Stated exercise
Reproduce without changes everything from the line containing "legend-label: Мар.Эл [212, 107, 258, 122]" down to the line containing "y-tick-labels: 0 1000", with both of those lines included.

Rows

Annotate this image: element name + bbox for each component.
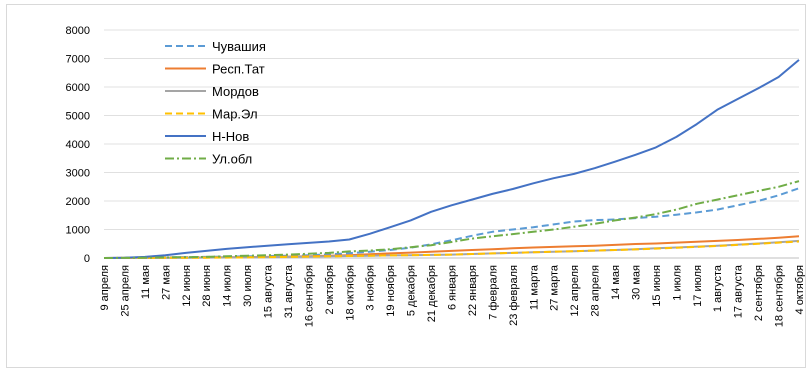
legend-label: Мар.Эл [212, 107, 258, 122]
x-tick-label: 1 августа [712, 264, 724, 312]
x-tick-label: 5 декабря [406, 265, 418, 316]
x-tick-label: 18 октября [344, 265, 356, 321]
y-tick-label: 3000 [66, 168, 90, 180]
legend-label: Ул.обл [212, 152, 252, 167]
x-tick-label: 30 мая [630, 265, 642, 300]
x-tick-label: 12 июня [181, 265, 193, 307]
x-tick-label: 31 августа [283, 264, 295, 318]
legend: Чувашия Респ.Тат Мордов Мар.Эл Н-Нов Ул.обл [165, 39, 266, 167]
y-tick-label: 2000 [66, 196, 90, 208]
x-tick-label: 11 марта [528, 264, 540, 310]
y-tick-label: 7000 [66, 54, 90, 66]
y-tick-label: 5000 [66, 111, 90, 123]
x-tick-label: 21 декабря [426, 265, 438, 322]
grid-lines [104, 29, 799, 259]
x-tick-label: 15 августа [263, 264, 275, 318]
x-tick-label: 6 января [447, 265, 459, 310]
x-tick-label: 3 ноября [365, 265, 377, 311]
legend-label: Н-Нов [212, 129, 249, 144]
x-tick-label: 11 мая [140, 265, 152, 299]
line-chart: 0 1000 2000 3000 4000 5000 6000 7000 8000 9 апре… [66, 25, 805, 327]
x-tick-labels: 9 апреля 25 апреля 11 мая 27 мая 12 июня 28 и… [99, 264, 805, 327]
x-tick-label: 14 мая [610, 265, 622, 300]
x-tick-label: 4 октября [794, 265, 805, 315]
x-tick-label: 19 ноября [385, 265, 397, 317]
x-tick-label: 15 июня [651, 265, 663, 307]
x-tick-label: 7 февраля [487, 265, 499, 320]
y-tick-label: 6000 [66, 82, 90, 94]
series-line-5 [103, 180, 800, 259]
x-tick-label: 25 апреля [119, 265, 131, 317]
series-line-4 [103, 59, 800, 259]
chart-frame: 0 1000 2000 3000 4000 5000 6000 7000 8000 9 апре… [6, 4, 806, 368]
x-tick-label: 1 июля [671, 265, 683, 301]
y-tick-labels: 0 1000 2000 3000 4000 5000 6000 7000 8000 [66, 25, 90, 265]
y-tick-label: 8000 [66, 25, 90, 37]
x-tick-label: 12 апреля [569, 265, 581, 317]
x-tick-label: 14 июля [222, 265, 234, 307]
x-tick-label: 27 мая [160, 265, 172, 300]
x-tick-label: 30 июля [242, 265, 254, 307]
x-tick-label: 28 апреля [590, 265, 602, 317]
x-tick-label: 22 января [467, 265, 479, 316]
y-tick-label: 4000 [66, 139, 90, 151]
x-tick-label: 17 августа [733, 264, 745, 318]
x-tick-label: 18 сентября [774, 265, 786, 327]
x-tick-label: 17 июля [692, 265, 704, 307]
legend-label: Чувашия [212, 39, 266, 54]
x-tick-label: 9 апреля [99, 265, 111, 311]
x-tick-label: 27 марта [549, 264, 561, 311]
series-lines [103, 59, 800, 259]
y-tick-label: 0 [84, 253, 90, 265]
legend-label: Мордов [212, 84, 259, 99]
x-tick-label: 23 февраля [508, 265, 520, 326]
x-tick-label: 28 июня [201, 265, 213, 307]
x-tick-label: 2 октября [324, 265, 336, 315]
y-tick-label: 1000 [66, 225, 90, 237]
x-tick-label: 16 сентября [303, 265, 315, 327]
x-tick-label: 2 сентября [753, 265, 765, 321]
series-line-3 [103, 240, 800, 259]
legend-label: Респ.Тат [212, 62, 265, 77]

---

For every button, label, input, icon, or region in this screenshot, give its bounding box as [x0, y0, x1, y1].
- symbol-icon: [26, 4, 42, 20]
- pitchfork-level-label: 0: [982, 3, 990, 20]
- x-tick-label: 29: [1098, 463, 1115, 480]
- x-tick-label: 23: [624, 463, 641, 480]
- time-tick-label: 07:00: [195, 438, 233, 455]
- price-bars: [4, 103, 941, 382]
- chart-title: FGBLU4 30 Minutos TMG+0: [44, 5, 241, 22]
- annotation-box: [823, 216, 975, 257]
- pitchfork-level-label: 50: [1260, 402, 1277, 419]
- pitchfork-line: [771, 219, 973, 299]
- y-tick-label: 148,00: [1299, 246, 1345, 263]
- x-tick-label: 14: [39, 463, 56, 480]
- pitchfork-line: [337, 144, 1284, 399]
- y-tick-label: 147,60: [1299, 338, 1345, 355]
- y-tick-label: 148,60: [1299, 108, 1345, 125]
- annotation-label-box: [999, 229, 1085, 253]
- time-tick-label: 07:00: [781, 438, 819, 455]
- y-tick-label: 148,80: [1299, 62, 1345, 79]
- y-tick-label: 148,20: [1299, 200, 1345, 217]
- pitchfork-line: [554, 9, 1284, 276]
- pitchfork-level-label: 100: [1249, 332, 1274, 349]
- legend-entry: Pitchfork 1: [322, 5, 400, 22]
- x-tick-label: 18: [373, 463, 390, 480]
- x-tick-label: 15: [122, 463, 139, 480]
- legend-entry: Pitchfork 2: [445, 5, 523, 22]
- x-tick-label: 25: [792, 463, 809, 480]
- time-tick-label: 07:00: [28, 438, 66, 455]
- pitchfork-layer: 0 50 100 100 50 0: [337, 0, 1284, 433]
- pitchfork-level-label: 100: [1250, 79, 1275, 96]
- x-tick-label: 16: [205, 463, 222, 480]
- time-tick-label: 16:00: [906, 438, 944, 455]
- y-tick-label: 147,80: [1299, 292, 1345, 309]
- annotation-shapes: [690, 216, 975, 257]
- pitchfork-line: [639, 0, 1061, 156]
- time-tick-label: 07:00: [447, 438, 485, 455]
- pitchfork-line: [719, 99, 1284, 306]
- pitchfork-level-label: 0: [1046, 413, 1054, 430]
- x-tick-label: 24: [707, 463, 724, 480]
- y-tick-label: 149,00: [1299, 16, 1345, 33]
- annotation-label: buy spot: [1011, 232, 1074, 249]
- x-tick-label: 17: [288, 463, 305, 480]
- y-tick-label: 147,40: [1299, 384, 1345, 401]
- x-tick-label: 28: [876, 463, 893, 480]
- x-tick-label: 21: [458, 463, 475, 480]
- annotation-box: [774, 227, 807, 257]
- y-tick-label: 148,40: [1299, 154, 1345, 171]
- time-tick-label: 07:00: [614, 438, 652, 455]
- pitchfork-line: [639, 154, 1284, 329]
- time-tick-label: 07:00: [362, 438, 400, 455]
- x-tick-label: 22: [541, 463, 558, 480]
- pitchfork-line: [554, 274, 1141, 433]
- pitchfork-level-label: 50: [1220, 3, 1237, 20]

==

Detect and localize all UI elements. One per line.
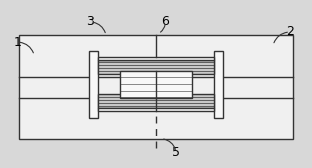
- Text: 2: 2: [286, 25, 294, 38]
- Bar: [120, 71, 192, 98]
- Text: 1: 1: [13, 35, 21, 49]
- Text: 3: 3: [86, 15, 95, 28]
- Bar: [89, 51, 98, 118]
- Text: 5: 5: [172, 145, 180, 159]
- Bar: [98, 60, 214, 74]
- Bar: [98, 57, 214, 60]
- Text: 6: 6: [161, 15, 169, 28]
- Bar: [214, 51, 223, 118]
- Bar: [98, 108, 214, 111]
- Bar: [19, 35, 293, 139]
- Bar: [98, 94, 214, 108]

Task output
legend-label: Мар.Эл [212, 107, 258, 122]
x-tick-label: 1 августа [712, 264, 724, 312]
x-tick-label: 5 декабря [406, 265, 418, 316]
x-tick-label: 18 октября [344, 265, 356, 321]
y-tick-label: 3000 [66, 168, 90, 180]
legend-label: Ул.обл [212, 152, 252, 167]
x-tick-label: 30 мая [630, 265, 642, 300]
x-tick-label: 12 июня [181, 265, 193, 307]
x-tick-label: 31 августа [283, 264, 295, 318]
legend: Чувашия Респ.Тат Мордов Мар.Эл Н-Нов Ул.обл [165, 39, 266, 167]
y-tick-label: 2000 [66, 196, 90, 208]
x-tick-label: 11 марта [528, 264, 540, 310]
y-tick-label: 7000 [66, 54, 90, 66]
y-tick-label: 5000 [66, 111, 90, 123]
x-tick-label: 21 декабря [426, 265, 438, 322]
grid-lines [104, 29, 799, 259]
x-tick-label: 15 августа [263, 264, 275, 318]
x-tick-label: 6 января [447, 265, 459, 310]
x-tick-label: 3 ноября [365, 265, 377, 311]
legend-label: Н-Нов [212, 129, 249, 144]
x-tick-label: 11 мая [140, 265, 152, 299]
line-chart: 0 1000 2000 3000 4000 5000 6000 7000 8000 9 апре… [66, 25, 805, 327]
x-tick-labels: 9 апреля 25 апреля 11 мая 27 мая 12 июня 28 и… [99, 264, 805, 327]
x-tick-label: 14 мая [610, 265, 622, 300]
x-tick-label: 4 октября [794, 265, 805, 315]
x-tick-label: 19 ноября [385, 265, 397, 317]
x-tick-label: 15 июня [651, 265, 663, 307]
x-tick-label: 7 февраля [487, 265, 499, 320]
y-tick-label: 6000 [66, 82, 90, 94]
series-line-5 [103, 180, 800, 259]
x-tick-label: 25 апреля [119, 265, 131, 317]
series-line-4 [103, 59, 800, 259]
chart-frame: 0 1000 2000 3000 4000 5000 6000 7000 8000 9 апре… [6, 4, 806, 368]
x-tick-label: 1 июля [671, 265, 683, 301]
y-tick-labels: 0 1000 2000 3000 4000 5000 6000 7000 8000 [66, 25, 90, 265]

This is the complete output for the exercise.